Material provided:

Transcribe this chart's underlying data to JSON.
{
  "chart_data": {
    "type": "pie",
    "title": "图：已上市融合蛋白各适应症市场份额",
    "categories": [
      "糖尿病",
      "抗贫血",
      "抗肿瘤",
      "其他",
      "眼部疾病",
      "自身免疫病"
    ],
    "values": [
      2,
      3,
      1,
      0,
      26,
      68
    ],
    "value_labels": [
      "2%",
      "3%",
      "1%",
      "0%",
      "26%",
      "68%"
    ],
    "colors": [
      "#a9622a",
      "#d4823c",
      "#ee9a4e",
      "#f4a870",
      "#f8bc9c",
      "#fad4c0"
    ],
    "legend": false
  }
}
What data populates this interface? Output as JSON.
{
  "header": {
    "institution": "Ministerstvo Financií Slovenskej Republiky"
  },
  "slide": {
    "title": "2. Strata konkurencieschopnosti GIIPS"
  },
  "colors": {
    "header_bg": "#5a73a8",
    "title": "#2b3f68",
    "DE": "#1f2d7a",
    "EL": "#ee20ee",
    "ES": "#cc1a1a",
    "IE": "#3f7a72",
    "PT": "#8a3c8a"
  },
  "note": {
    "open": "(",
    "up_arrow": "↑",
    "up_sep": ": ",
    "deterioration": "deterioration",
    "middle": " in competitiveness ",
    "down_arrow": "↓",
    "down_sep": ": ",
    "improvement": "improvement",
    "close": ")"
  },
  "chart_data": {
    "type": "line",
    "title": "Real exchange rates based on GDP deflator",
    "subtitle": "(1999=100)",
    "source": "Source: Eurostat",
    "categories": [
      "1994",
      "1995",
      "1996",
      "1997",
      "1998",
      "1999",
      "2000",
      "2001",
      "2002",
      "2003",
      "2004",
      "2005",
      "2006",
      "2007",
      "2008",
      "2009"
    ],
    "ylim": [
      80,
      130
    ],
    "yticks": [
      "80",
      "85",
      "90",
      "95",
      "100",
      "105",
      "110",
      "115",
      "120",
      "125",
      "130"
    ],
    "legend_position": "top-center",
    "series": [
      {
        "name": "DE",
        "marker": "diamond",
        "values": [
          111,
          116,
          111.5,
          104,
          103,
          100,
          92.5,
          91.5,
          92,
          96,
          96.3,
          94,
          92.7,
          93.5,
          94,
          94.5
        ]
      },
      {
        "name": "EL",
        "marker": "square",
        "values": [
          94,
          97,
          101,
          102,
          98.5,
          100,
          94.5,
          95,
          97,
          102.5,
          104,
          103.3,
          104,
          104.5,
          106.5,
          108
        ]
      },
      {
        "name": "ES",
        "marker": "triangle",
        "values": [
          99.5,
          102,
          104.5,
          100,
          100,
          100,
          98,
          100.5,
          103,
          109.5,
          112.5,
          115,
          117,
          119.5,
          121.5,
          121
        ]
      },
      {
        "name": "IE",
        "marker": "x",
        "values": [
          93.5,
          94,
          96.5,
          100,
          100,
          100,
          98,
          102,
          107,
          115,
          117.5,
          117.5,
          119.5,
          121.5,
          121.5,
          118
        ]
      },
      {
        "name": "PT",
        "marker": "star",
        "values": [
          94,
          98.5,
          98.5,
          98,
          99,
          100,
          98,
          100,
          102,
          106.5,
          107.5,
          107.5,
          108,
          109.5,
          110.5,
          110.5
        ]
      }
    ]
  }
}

Written instruction: Write down every line of the data exactly as it appears above.

Finished answer:
Transcribe this chart's underlying data to JSON.
{
  "chart_data": {
    "type": "pie",
    "title": "图：已上市融合蛋白各适应症市场份额",
    "categories": [
      "糖尿病",
      "抗贫血",
      "抗肿瘤",
      "其他",
      "眼部疾病",
      "自身免疫病"
    ],
    "values": [
      2,
      3,
      1,
      0,
      26,
      68
    ],
    "value_labels": [
      "2%",
      "3%",
      "1%",
      "0%",
      "26%",
      "68%"
    ],
    "colors": [
      "#a9622a",
      "#d4823c",
      "#ee9a4e",
      "#f4a870",
      "#f8bc9c",
      "#fad4c0"
    ],
    "legend": false
  }
}
What data populates this interface? Output as JSON.
{
  "header": {
    "institution": "Ministerstvo Financií Slovenskej Republiky"
  },
  "slide": {
    "title": "2. Strata konkurencieschopnosti GIIPS"
  },
  "colors": {
    "header_bg": "#5a73a8",
    "title": "#2b3f68",
    "DE": "#1f2d7a",
    "EL": "#ee20ee",
    "ES": "#cc1a1a",
    "IE": "#3f7a72",
    "PT": "#8a3c8a"
  },
  "note": {
    "open": "(",
    "up_arrow": "↑",
    "up_sep": ": ",
    "deterioration": "deterioration",
    "middle": " in competitiveness ",
    "down_arrow": "↓",
    "down_sep": ": ",
    "improvement": "improvement",
    "close": ")"
  },
  "chart_data": {
    "type": "line",
    "title": "Real exchange rates based on GDP deflator",
    "subtitle": "(1999=100)",
    "source": "Source: Eurostat",
    "categories": [
      "1994",
      "1995",
      "1996",
      "1997",
      "1998",
      "1999",
      "2000",
      "2001",
      "2002",
      "2003",
      "2004",
      "2005",
      "2006",
      "2007",
      "2008",
      "2009"
    ],
    "ylim": [
      80,
      130
    ],
    "yticks": [
      "80",
      "85",
      "90",
      "95",
      "100",
      "105",
      "110",
      "115",
      "120",
      "125",
      "130"
    ],
    "legend_position": "top-center",
    "series": [
      {
        "name": "DE",
        "marker": "diamond",
        "values": [
          111,
          116,
          111.5,
          104,
          103,
          100,
          92.5,
          91.5,
          92,
          96,
          96.3,
          94,
          92.7,
          93.5,
          94,
          94.5
        ]
      },
      {
        "name": "EL",
        "marker": "square",
        "values": [
          94,
          97,
          101,
          102,
          98.5,
          100,
          94.5,
          95,
          97,
          102.5,
          104,
          103.3,
          104,
          104.5,
          106.5,
          108
        ]
      },
      {
        "name": "ES",
        "marker": "triangle",
        "values": [
          99.5,
          102,
          104.5,
          100,
          100,
          100,
          98,
          100.5,
          103,
          109.5,
          112.5,
          115,
          117,
          119.5,
          121.5,
          121
        ]
      },
      {
        "name": "IE",
        "marker": "x",
        "values": [
          93.5,
          94,
          96.5,
          100,
          100,
          100,
          98,
          102,
          107,
          115,
          117.5,
          117.5,
          119.5,
          121.5,
          121.5,
          118
        ]
      },
      {
        "name": "PT",
        "marker": "star",
        "values": [
          94,
          98.5,
          98.5,
          98,
          99,
          100,
          98,
          100,
          102,
          106.5,
          107.5,
          107.5,
          108,
          109.5,
          110.5,
          110.5
        ]
      }
    ]
  }
}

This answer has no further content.